• **EXERCISE DETAILS**
Copy the data precisely, character for character, and leave out every picture.

Dataset records on visual material
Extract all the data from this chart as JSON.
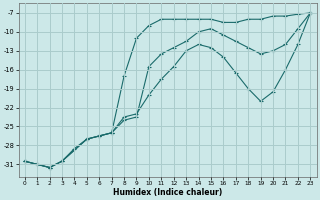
{
  "xlabel": "Humidex (Indice chaleur)",
  "bg_color": "#cce8e8",
  "grid_color": "#aacccc",
  "line_color": "#1a6b6b",
  "x_ticks": [
    0,
    1,
    2,
    3,
    4,
    5,
    6,
    7,
    8,
    9,
    10,
    11,
    12,
    13,
    14,
    15,
    16,
    17,
    18,
    19,
    20,
    21,
    22,
    23
  ],
  "y_ticks": [
    -31,
    -28,
    -25,
    -22,
    -19,
    -16,
    -13,
    -10,
    -7
  ],
  "ylim": [
    -33.0,
    -5.5
  ],
  "xlim": [
    -0.5,
    23.5
  ],
  "line1_x": [
    0,
    1,
    2,
    3,
    4,
    5,
    6,
    7,
    8,
    9,
    10,
    11,
    12,
    13,
    14,
    15,
    16,
    17,
    18,
    19,
    20,
    21,
    22,
    23
  ],
  "line1_y": [
    -30.5,
    -31.0,
    -31.5,
    -30.5,
    -28.5,
    -27.0,
    -26.5,
    -26.0,
    -17.0,
    -11.0,
    -9.0,
    -8.0,
    -8.0,
    -8.0,
    -8.0,
    -8.0,
    -8.5,
    -8.5,
    -8.0,
    -8.0,
    -7.5,
    -7.5,
    -7.2,
    -7.0
  ],
  "line2_x": [
    0,
    1,
    2,
    3,
    5,
    6,
    7,
    8,
    9,
    10,
    11,
    12,
    13,
    14,
    15,
    16,
    17,
    18,
    19,
    20,
    21,
    22,
    23
  ],
  "line2_y": [
    -30.5,
    -31.0,
    -31.5,
    -30.5,
    -27.0,
    -26.5,
    -26.0,
    -23.5,
    -23.0,
    -20.0,
    -17.5,
    -15.5,
    -13.0,
    -12.0,
    -12.5,
    -14.0,
    -16.5,
    -19.0,
    -21.0,
    -19.5,
    -16.0,
    -12.0,
    -7.0
  ],
  "line3_x": [
    0,
    2,
    3,
    5,
    6,
    7,
    8,
    9,
    10,
    11,
    12,
    13,
    14,
    15,
    16,
    17,
    18,
    19,
    20,
    21,
    22,
    23
  ],
  "line3_y": [
    -30.5,
    -31.5,
    -30.5,
    -27.0,
    -26.5,
    -26.0,
    -24.0,
    -23.5,
    -15.5,
    -13.5,
    -12.5,
    -11.5,
    -10.0,
    -9.5,
    -10.5,
    -11.5,
    -12.5,
    -13.5,
    -13.0,
    -12.0,
    -9.5,
    -7.0
  ]
}
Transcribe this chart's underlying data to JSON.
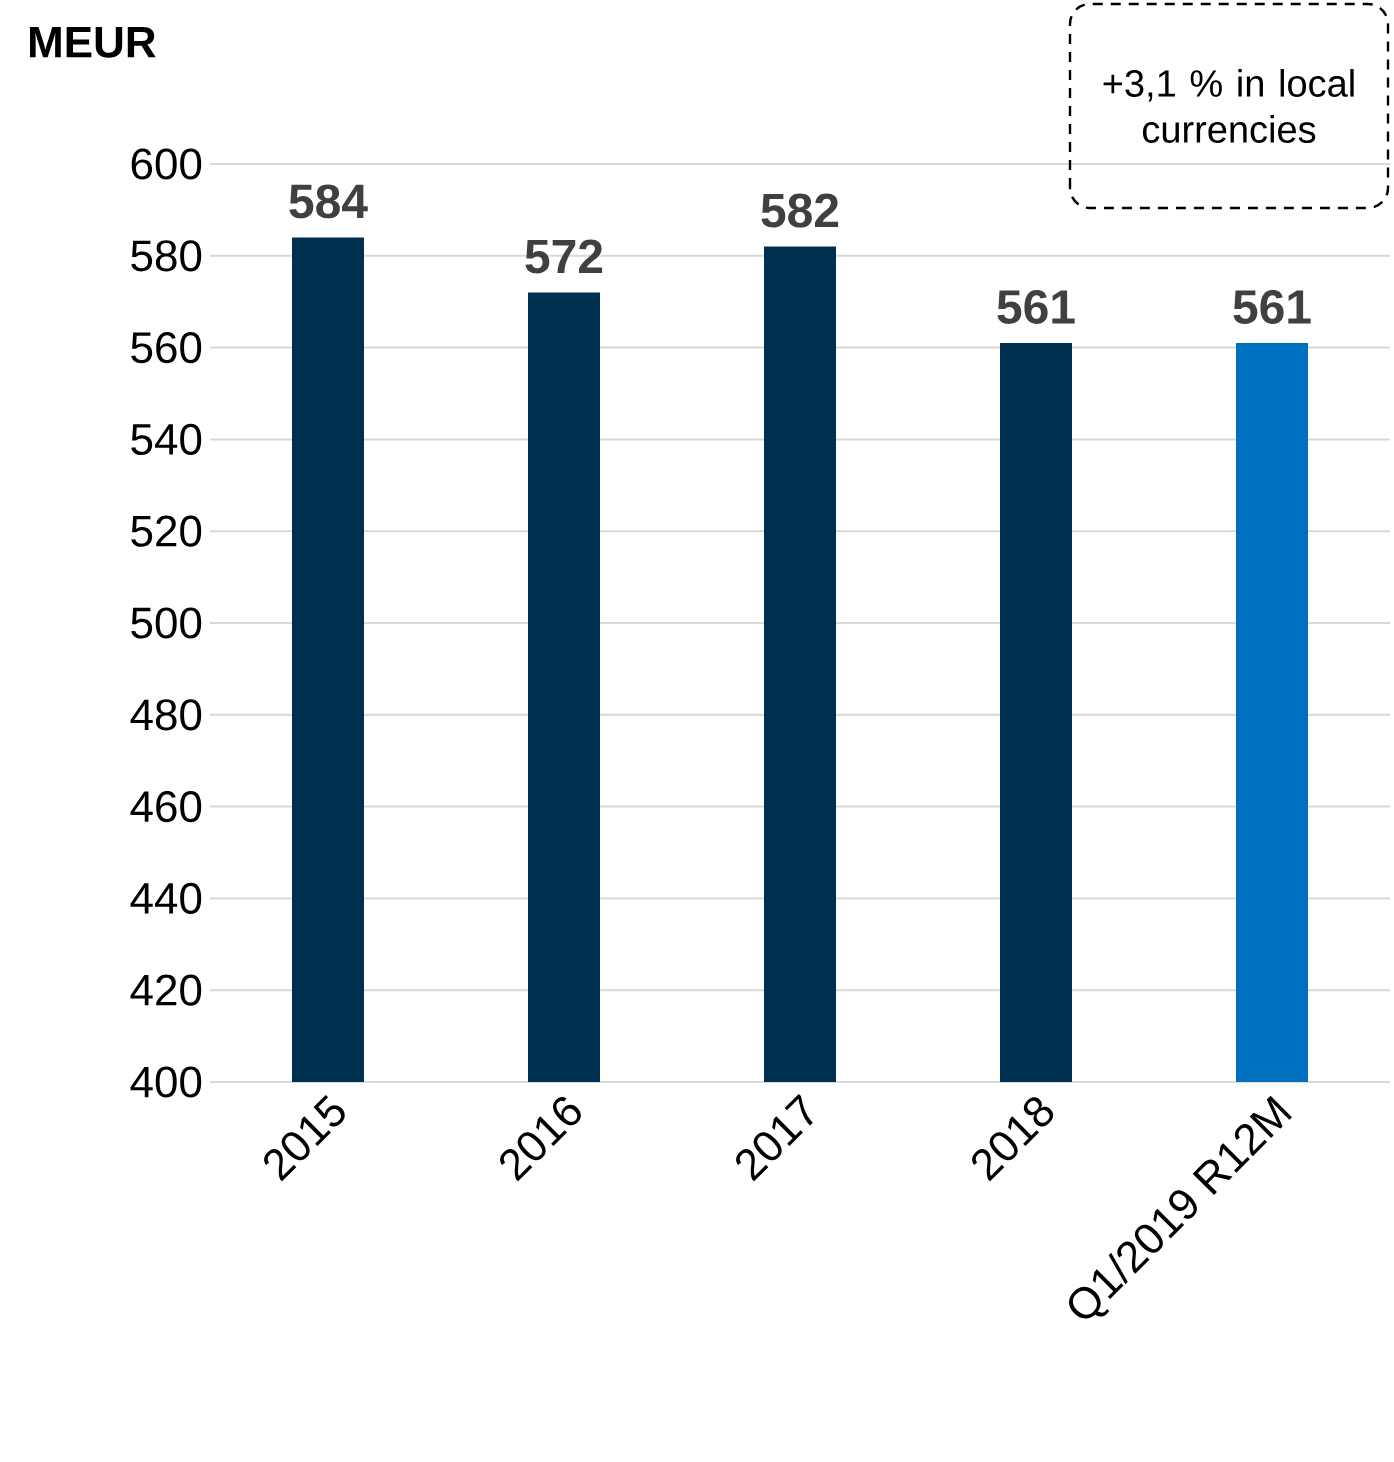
{
  "chart_data": {
    "type": "bar",
    "title": "MEUR",
    "categories": [
      "2015",
      "2016",
      "2017",
      "2018",
      "Q1/2019 R12M"
    ],
    "values": [
      584,
      572,
      582,
      561,
      561
    ],
    "colors": [
      "#003050",
      "#003050",
      "#003050",
      "#003050",
      "#0070c0"
    ],
    "ylim": [
      400,
      600
    ],
    "yticks": [
      400,
      420,
      440,
      460,
      480,
      500,
      520,
      540,
      560,
      580,
      600
    ],
    "grid": "y",
    "data_labels": true,
    "annotations": [
      "+3,1 % in local currencies"
    ]
  }
}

• **RESPONSE TO THE TASK**
Extract all the data from this chart as JSON.
{
  "xlabel": "Humidex (Indice chaleur)",
  "bg_color": "#cce8e8",
  "grid_color": "#aacccc",
  "line_color": "#1a6b6b",
  "x_ticks": [
    0,
    1,
    2,
    3,
    4,
    5,
    6,
    7,
    8,
    9,
    10,
    11,
    12,
    13,
    14,
    15,
    16,
    17,
    18,
    19,
    20,
    21,
    22,
    23
  ],
  "y_ticks": [
    -31,
    -28,
    -25,
    -22,
    -19,
    -16,
    -13,
    -10,
    -7
  ],
  "ylim": [
    -33.0,
    -5.5
  ],
  "xlim": [
    -0.5,
    23.5
  ],
  "line1_x": [
    0,
    1,
    2,
    3,
    4,
    5,
    6,
    7,
    8,
    9,
    10,
    11,
    12,
    13,
    14,
    15,
    16,
    17,
    18,
    19,
    20,
    21,
    22,
    23
  ],
  "line1_y": [
    -30.5,
    -31.0,
    -31.5,
    -30.5,
    -28.5,
    -27.0,
    -26.5,
    -26.0,
    -17.0,
    -11.0,
    -9.0,
    -8.0,
    -8.0,
    -8.0,
    -8.0,
    -8.0,
    -8.5,
    -8.5,
    -8.0,
    -8.0,
    -7.5,
    -7.5,
    -7.2,
    -7.0
  ],
  "line2_x": [
    0,
    1,
    2,
    3,
    5,
    6,
    7,
    8,
    9,
    10,
    11,
    12,
    13,
    14,
    15,
    16,
    17,
    18,
    19,
    20,
    21,
    22,
    23
  ],
  "line2_y": [
    -30.5,
    -31.0,
    -31.5,
    -30.5,
    -27.0,
    -26.5,
    -26.0,
    -23.5,
    -23.0,
    -20.0,
    -17.5,
    -15.5,
    -13.0,
    -12.0,
    -12.5,
    -14.0,
    -16.5,
    -19.0,
    -21.0,
    -19.5,
    -16.0,
    -12.0,
    -7.0
  ],
  "line3_x": [
    0,
    2,
    3,
    5,
    6,
    7,
    8,
    9,
    10,
    11,
    12,
    13,
    14,
    15,
    16,
    17,
    18,
    19,
    20,
    21,
    22,
    23
  ],
  "line3_y": [
    -30.5,
    -31.5,
    -30.5,
    -27.0,
    -26.5,
    -26.0,
    -24.0,
    -23.5,
    -15.5,
    -13.5,
    -12.5,
    -11.5,
    -10.0,
    -9.5,
    -10.5,
    -11.5,
    -12.5,
    -13.5,
    -13.0,
    -12.0,
    -9.5,
    -7.0
  ]
}
Transcribe this chart's underlying data to JSON.
{
  "chart_data": {
    "type": "bar",
    "title": "MEUR",
    "categories": [
      "2015",
      "2016",
      "2017",
      "2018",
      "Q1/2019 R12M"
    ],
    "values": [
      584,
      572,
      582,
      561,
      561
    ],
    "colors": [
      "#003050",
      "#003050",
      "#003050",
      "#003050",
      "#0070c0"
    ],
    "ylim": [
      400,
      600
    ],
    "yticks": [
      400,
      420,
      440,
      460,
      480,
      500,
      520,
      540,
      560,
      580,
      600
    ],
    "grid": "y",
    "data_labels": true,
    "annotations": [
      "+3,1 % in local currencies"
    ]
  }
}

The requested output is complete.